◆ **EXERCISE GOAL**: All of the data should be output character for character, except the pictures.

Dataset listings of figures
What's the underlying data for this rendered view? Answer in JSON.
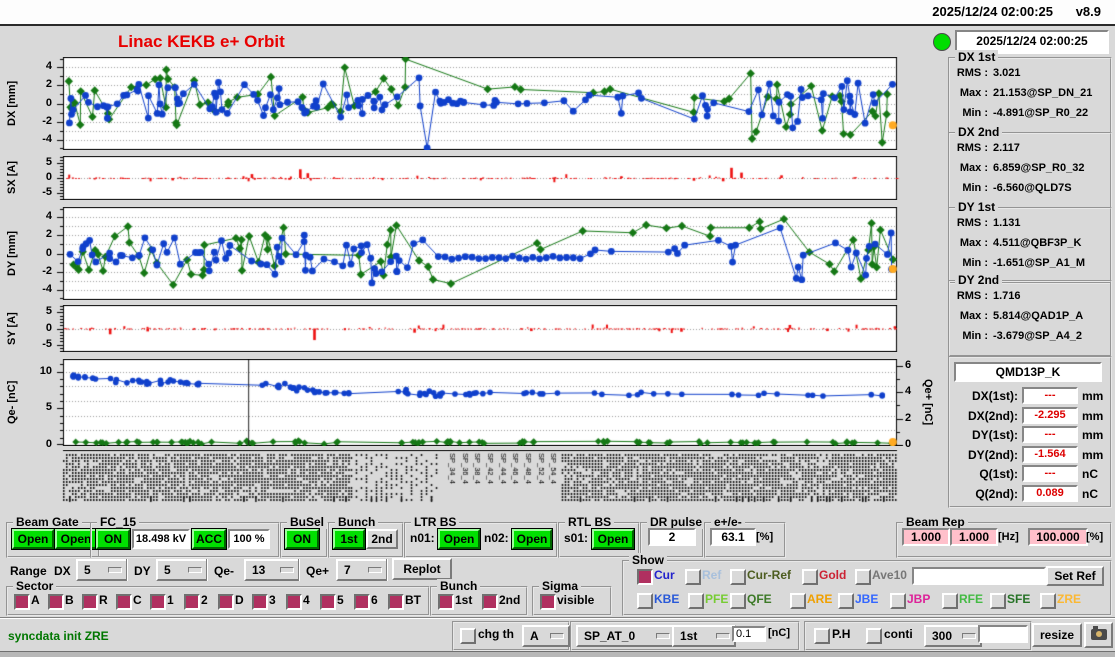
{
  "titlebar": {
    "datetime": "2025/12/24 02:00:25",
    "version": "v8.9"
  },
  "header": {
    "title": "Linac KEKB e+ Orbit",
    "status_time": "2025/12/24 02:00:25"
  },
  "charts": [
    {
      "key": "dx",
      "ylabel": "DX [mm]",
      "yticks": [
        "4",
        "2",
        "0",
        "-2",
        "-4"
      ]
    },
    {
      "key": "sx",
      "ylabel": "SX [A]",
      "yticks": [
        "5",
        "0",
        "-5"
      ]
    },
    {
      "key": "dy",
      "ylabel": "DY [mm]",
      "yticks": [
        "4",
        "2",
        "0",
        "-2",
        "-4"
      ]
    },
    {
      "key": "sy",
      "ylabel": "SY [A]",
      "yticks": [
        "5",
        "0",
        "-5"
      ]
    },
    {
      "key": "q",
      "ylabel": "Qe- [nC]",
      "yticks": [
        "10",
        "5",
        "0"
      ],
      "y2label": "Qe+ [nC]",
      "y2ticks": [
        "6",
        "4",
        "2",
        "0"
      ]
    }
  ],
  "xaxis_visible_labels": [
    "SP_34_4",
    "SP_36_4",
    "SP_38_4",
    "SP_42_4",
    "SP_44_4",
    "SP_46_4",
    "SP_48_4",
    "SP_52_4",
    "SP_54_4"
  ],
  "plot_colors": {
    "blue": "#1040cc",
    "green": "#157815",
    "red": "#ee1111",
    "orange": "#ffaa22"
  },
  "stats": [
    {
      "title": "DX 1st",
      "rms_label": "RMS :",
      "rms": "3.021",
      "max_label": "Max :",
      "max": "21.153@SP_DN_21",
      "min_label": "Min :",
      "min": "-4.891@SP_R0_22"
    },
    {
      "title": "DX 2nd",
      "rms_label": "RMS :",
      "rms": "2.117",
      "max_label": "Max :",
      "max": "6.859@SP_R0_32",
      "min_label": "Min :",
      "min": "-6.560@QLD7S"
    },
    {
      "title": "DY 1st",
      "rms_label": "RMS :",
      "rms": "1.131",
      "max_label": "Max :",
      "max": "4.511@QBF3P_K",
      "min_label": "Min :",
      "min": "-1.651@SP_A1_M"
    },
    {
      "title": "DY 2nd",
      "rms_label": "RMS :",
      "rms": "1.716",
      "max_label": "Max :",
      "max": "5.814@QAD1P_A",
      "min_label": "Min :",
      "min": "-3.679@SP_A4_2"
    }
  ],
  "monitor": {
    "name": "QMD13P_K",
    "rows": [
      {
        "label": "DX(1st):",
        "value": "---",
        "unit": "mm"
      },
      {
        "label": "DX(2nd):",
        "value": "-2.295",
        "unit": "mm"
      },
      {
        "label": "DY(1st):",
        "value": "---",
        "unit": "mm"
      },
      {
        "label": "DY(2nd):",
        "value": "-1.564",
        "unit": "mm"
      },
      {
        "label": "Q(1st):",
        "value": "---",
        "unit": "nC"
      },
      {
        "label": "Q(2nd):",
        "value": "0.089",
        "unit": "nC"
      }
    ]
  },
  "controls": {
    "beam_gate": {
      "label": "Beam Gate",
      "open1": "Open",
      "open2": "Open"
    },
    "fc15": {
      "label": "FC_15",
      "on": "ON",
      "voltage": "18.498 kV",
      "acc": "ACC",
      "percent": "100 %"
    },
    "busel": {
      "label": "BuSel",
      "on": "ON"
    },
    "bunch": {
      "label": "Bunch",
      "first": "1st",
      "second": "2nd"
    },
    "ltr_bs": {
      "label": "LTR BS",
      "n01_label": "n01:",
      "n01": "Open",
      "n02_label": "n02:",
      "n02": "Open"
    },
    "rtl_bs": {
      "label": "RTL BS",
      "s01_label": "s01:",
      "s01": "Open"
    },
    "dr_pulse": {
      "label": "DR pulse",
      "value": "2"
    },
    "ratio": {
      "label": "e+/e-",
      "value": "63.1",
      "unit": "[%]"
    },
    "beam_rep": {
      "label": "Beam Rep",
      "rep1": "1.000",
      "rep2": "1.000",
      "hz_unit": "[Hz]",
      "duty": "100.000",
      "pct_unit": "[%]"
    }
  },
  "range_row": {
    "label": "Range",
    "dx_label": "DX",
    "dx_value": "5",
    "dy_label": "DY",
    "dy_value": "5",
    "qem_label": "Qe-",
    "qem_value": "13",
    "qep_label": "Qe+",
    "qep_value": "7",
    "replot": "Replot"
  },
  "sector": {
    "label": "Sector",
    "items": [
      "A",
      "B",
      "R",
      "C",
      "1",
      "2",
      "D",
      "3",
      "4",
      "5",
      "6",
      "BT"
    ]
  },
  "bunch_sel": {
    "label": "Bunch",
    "items": [
      "1st",
      "2nd"
    ]
  },
  "sigma": {
    "label": "Sigma",
    "items": [
      "visible"
    ]
  },
  "show": {
    "label": "Show",
    "primary": [
      {
        "label": "Cur",
        "color": "#2222cc",
        "checked": true
      },
      {
        "label": "Ref",
        "color": "#a8c0dc",
        "checked": false
      },
      {
        "label": "Cur-Ref",
        "color": "#4d5d20",
        "checked": false
      },
      {
        "label": "Gold",
        "color": "#cc2233",
        "checked": false
      },
      {
        "label": "Ave10",
        "color": "#777777",
        "checked": false
      }
    ],
    "ref_input_value": "",
    "set_ref": "Set Ref",
    "beamlines": [
      {
        "label": "KBE",
        "color": "#2858d8",
        "checked": false
      },
      {
        "label": "PFE",
        "color": "#77cc33",
        "checked": false
      },
      {
        "label": "QFE",
        "color": "#3d7a28",
        "checked": false
      },
      {
        "label": "ARE",
        "color": "#f0a000",
        "checked": false
      },
      {
        "label": "JBE",
        "color": "#3366ff",
        "checked": false
      },
      {
        "label": "JBP",
        "color": "#dd2299",
        "checked": false
      },
      {
        "label": "RFE",
        "color": "#44bb44",
        "checked": false
      },
      {
        "label": "SFE",
        "color": "#267326",
        "checked": false
      },
      {
        "label": "ZRE",
        "color": "#fbb833",
        "checked": false
      }
    ]
  },
  "statusbar": {
    "message": "syncdata init ZRE",
    "chg_th_label": "chg th",
    "chg_th_value": "A",
    "sp_value": "SP_AT_0",
    "bunch_value": "1st",
    "threshold_value": "0.1",
    "threshold_unit": "[nC]",
    "ph_label": "P.H",
    "conti_label": "conti",
    "count_value": "300",
    "extra_value": "",
    "resize": "resize"
  }
}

◆ **WRITTEN RESPONSE**:
What's the underlying data for this rendered view? Answer in JSON.
{
  "titlebar": {
    "datetime": "2025/12/24 02:00:25",
    "version": "v8.9"
  },
  "header": {
    "title": "Linac KEKB e+ Orbit",
    "status_time": "2025/12/24 02:00:25"
  },
  "charts": [
    {
      "key": "dx",
      "ylabel": "DX [mm]",
      "yticks": [
        "4",
        "2",
        "0",
        "-2",
        "-4"
      ]
    },
    {
      "key": "sx",
      "ylabel": "SX [A]",
      "yticks": [
        "5",
        "0",
        "-5"
      ]
    },
    {
      "key": "dy",
      "ylabel": "DY [mm]",
      "yticks": [
        "4",
        "2",
        "0",
        "-2",
        "-4"
      ]
    },
    {
      "key": "sy",
      "ylabel": "SY [A]",
      "yticks": [
        "5",
        "0",
        "-5"
      ]
    },
    {
      "key": "q",
      "ylabel": "Qe- [nC]",
      "yticks": [
        "10",
        "5",
        "0"
      ],
      "y2label": "Qe+ [nC]",
      "y2ticks": [
        "6",
        "4",
        "2",
        "0"
      ]
    }
  ],
  "xaxis_visible_labels": [
    "SP_34_4",
    "SP_36_4",
    "SP_38_4",
    "SP_42_4",
    "SP_44_4",
    "SP_46_4",
    "SP_48_4",
    "SP_52_4",
    "SP_54_4"
  ],
  "plot_colors": {
    "blue": "#1040cc",
    "green": "#157815",
    "red": "#ee1111",
    "orange": "#ffaa22"
  },
  "stats": [
    {
      "title": "DX 1st",
      "rms_label": "RMS :",
      "rms": "3.021",
      "max_label": "Max :",
      "max": "21.153@SP_DN_21",
      "min_label": "Min :",
      "min": "-4.891@SP_R0_22"
    },
    {
      "title": "DX 2nd",
      "rms_label": "RMS :",
      "rms": "2.117",
      "max_label": "Max :",
      "max": "6.859@SP_R0_32",
      "min_label": "Min :",
      "min": "-6.560@QLD7S"
    },
    {
      "title": "DY 1st",
      "rms_label": "RMS :",
      "rms": "1.131",
      "max_label": "Max :",
      "max": "4.511@QBF3P_K",
      "min_label": "Min :",
      "min": "-1.651@SP_A1_M"
    },
    {
      "title": "DY 2nd",
      "rms_label": "RMS :",
      "rms": "1.716",
      "max_label": "Max :",
      "max": "5.814@QAD1P_A",
      "min_label": "Min :",
      "min": "-3.679@SP_A4_2"
    }
  ],
  "monitor": {
    "name": "QMD13P_K",
    "rows": [
      {
        "label": "DX(1st):",
        "value": "---",
        "unit": "mm"
      },
      {
        "label": "DX(2nd):",
        "value": "-2.295",
        "unit": "mm"
      },
      {
        "label": "DY(1st):",
        "value": "---",
        "unit": "mm"
      },
      {
        "label": "DY(2nd):",
        "value": "-1.564",
        "unit": "mm"
      },
      {
        "label": "Q(1st):",
        "value": "---",
        "unit": "nC"
      },
      {
        "label": "Q(2nd):",
        "value": "0.089",
        "unit": "nC"
      }
    ]
  },
  "controls": {
    "beam_gate": {
      "label": "Beam Gate",
      "open1": "Open",
      "open2": "Open"
    },
    "fc15": {
      "label": "FC_15",
      "on": "ON",
      "voltage": "18.498 kV",
      "acc": "ACC",
      "percent": "100 %"
    },
    "busel": {
      "label": "BuSel",
      "on": "ON"
    },
    "bunch": {
      "label": "Bunch",
      "first": "1st",
      "second": "2nd"
    },
    "ltr_bs": {
      "label": "LTR BS",
      "n01_label": "n01:",
      "n01": "Open",
      "n02_label": "n02:",
      "n02": "Open"
    },
    "rtl_bs": {
      "label": "RTL BS",
      "s01_label": "s01:",
      "s01": "Open"
    },
    "dr_pulse": {
      "label": "DR pulse",
      "value": "2"
    },
    "ratio": {
      "label": "e+/e-",
      "value": "63.1",
      "unit": "[%]"
    },
    "beam_rep": {
      "label": "Beam Rep",
      "rep1": "1.000",
      "rep2": "1.000",
      "hz_unit": "[Hz]",
      "duty": "100.000",
      "pct_unit": "[%]"
    }
  },
  "range_row": {
    "label": "Range",
    "dx_label": "DX",
    "dx_value": "5",
    "dy_label": "DY",
    "dy_value": "5",
    "qem_label": "Qe-",
    "qem_value": "13",
    "qep_label": "Qe+",
    "qep_value": "7",
    "replot": "Replot"
  },
  "sector": {
    "label": "Sector",
    "items": [
      "A",
      "B",
      "R",
      "C",
      "1",
      "2",
      "D",
      "3",
      "4",
      "5",
      "6",
      "BT"
    ]
  },
  "bunch_sel": {
    "label": "Bunch",
    "items": [
      "1st",
      "2nd"
    ]
  },
  "sigma": {
    "label": "Sigma",
    "items": [
      "visible"
    ]
  },
  "show": {
    "label": "Show",
    "primary": [
      {
        "label": "Cur",
        "color": "#2222cc",
        "checked": true
      },
      {
        "label": "Ref",
        "color": "#a8c0dc",
        "checked": false
      },
      {
        "label": "Cur-Ref",
        "color": "#4d5d20",
        "checked": false
      },
      {
        "label": "Gold",
        "color": "#cc2233",
        "checked": false
      },
      {
        "label": "Ave10",
        "color": "#777777",
        "checked": false
      }
    ],
    "ref_input_value": "",
    "set_ref": "Set Ref",
    "beamlines": [
      {
        "label": "KBE",
        "color": "#2858d8",
        "checked": false
      },
      {
        "label": "PFE",
        "color": "#77cc33",
        "checked": false
      },
      {
        "label": "QFE",
        "color": "#3d7a28",
        "checked": false
      },
      {
        "label": "ARE",
        "color": "#f0a000",
        "checked": false
      },
      {
        "label": "JBE",
        "color": "#3366ff",
        "checked": false
      },
      {
        "label": "JBP",
        "color": "#dd2299",
        "checked": false
      },
      {
        "label": "RFE",
        "color": "#44bb44",
        "checked": false
      },
      {
        "label": "SFE",
        "color": "#267326",
        "checked": false
      },
      {
        "label": "ZRE",
        "color": "#fbb833",
        "checked": false
      }
    ]
  },
  "statusbar": {
    "message": "syncdata init ZRE",
    "chg_th_label": "chg th",
    "chg_th_value": "A",
    "sp_value": "SP_AT_0",
    "bunch_value": "1st",
    "threshold_value": "0.1",
    "threshold_unit": "[nC]",
    "ph_label": "P.H",
    "conti_label": "conti",
    "count_value": "300",
    "extra_value": "",
    "resize": "resize"
  }
}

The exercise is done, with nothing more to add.